Records supplied ->
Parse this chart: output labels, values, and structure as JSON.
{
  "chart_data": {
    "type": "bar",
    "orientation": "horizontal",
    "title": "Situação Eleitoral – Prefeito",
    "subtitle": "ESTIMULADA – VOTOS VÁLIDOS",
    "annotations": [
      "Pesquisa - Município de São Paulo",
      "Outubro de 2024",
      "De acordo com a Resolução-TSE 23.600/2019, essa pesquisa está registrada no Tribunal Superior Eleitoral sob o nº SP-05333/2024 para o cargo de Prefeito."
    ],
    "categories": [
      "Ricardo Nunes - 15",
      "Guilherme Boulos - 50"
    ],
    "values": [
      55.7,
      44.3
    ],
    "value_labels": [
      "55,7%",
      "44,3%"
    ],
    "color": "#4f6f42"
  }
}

Challenge -> Please quote the data above in full, with no line missing.

Output for this exercise ->
Parse this chart: output labels, values, and structure as JSON.
{
  "chart_data": {
    "type": "bar",
    "orientation": "horizontal",
    "title": "Situação Eleitoral – Prefeito",
    "subtitle": "ESTIMULADA – VOTOS VÁLIDOS",
    "annotations": [
      "Pesquisa - Município de São Paulo",
      "Outubro de 2024",
      "De acordo com a Resolução-TSE 23.600/2019, essa pesquisa está registrada no Tribunal Superior Eleitoral sob o nº SP-05333/2024 para o cargo de Prefeito."
    ],
    "categories": [
      "Ricardo Nunes - 15",
      "Guilherme Boulos - 50"
    ],
    "values": [
      55.7,
      44.3
    ],
    "value_labels": [
      "55,7%",
      "44,3%"
    ],
    "color": "#4f6f42"
  }
}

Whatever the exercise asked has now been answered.